Determine how many lines of the material hold the string "费用支出与年初预算数持平" and reply with only that number.

[begin Input for this task]

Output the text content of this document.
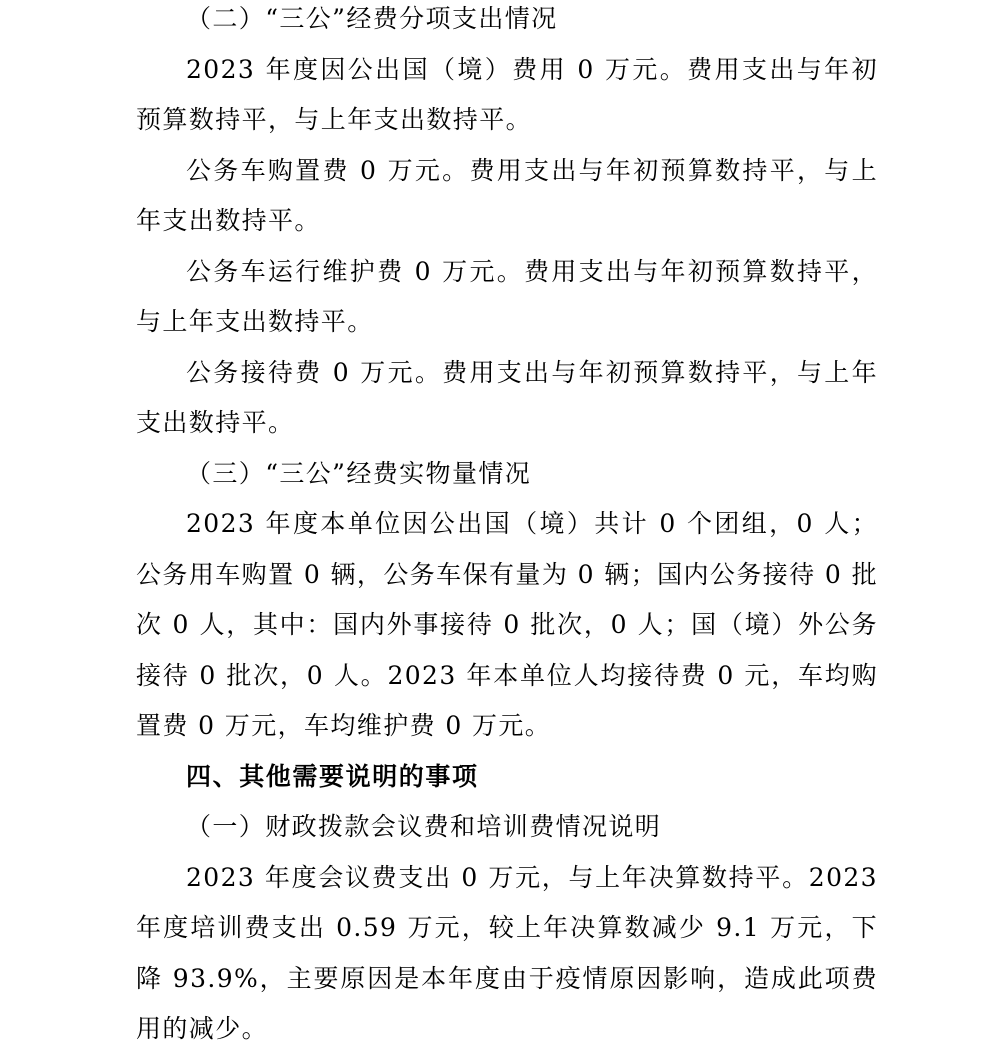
（二）“三公”经费分项支出情况

2023 年度因公出国（境）费用 0 万元。费用支出与年初预算数持平，与上年支出数持平。

公务车购置费 0 万元。费用支出与年初预算数持平，与上年支出数持平。

公务车运行维护费 0 万元。费用支出与年初预算数持平，与上年支出数持平。

公务接待费 0 万元。费用支出与年初预算数持平，与上年支出数持平。

（三）“三公”经费实物量情况

2023 年度本单位因公出国（境）共计 0 个团组，0 人；公务用车购置 0 辆，公务车保有量为 0 辆；国内公务接待 0 批次 0 人，其中：国内外事接待 0 批次，0 人；国（境）外公务接待 0 批次，0 人。2023 年本单位人均接待费 0 元，车均购置费 0 万元，车均维护费 0 万元。

四、其他需要说明的事项

（一）财政拨款会议费和培训费情况说明

2023 年度会议费支出 0 万元，与上年决算数持平。2023 年度培训费支出 0.59 万元，较上年决算数减少 9.1 万元，下降 93.9%，主要原因是本年度由于疫情原因影响，造成此项费用的减少。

[end Input for this task]

- _Output_
4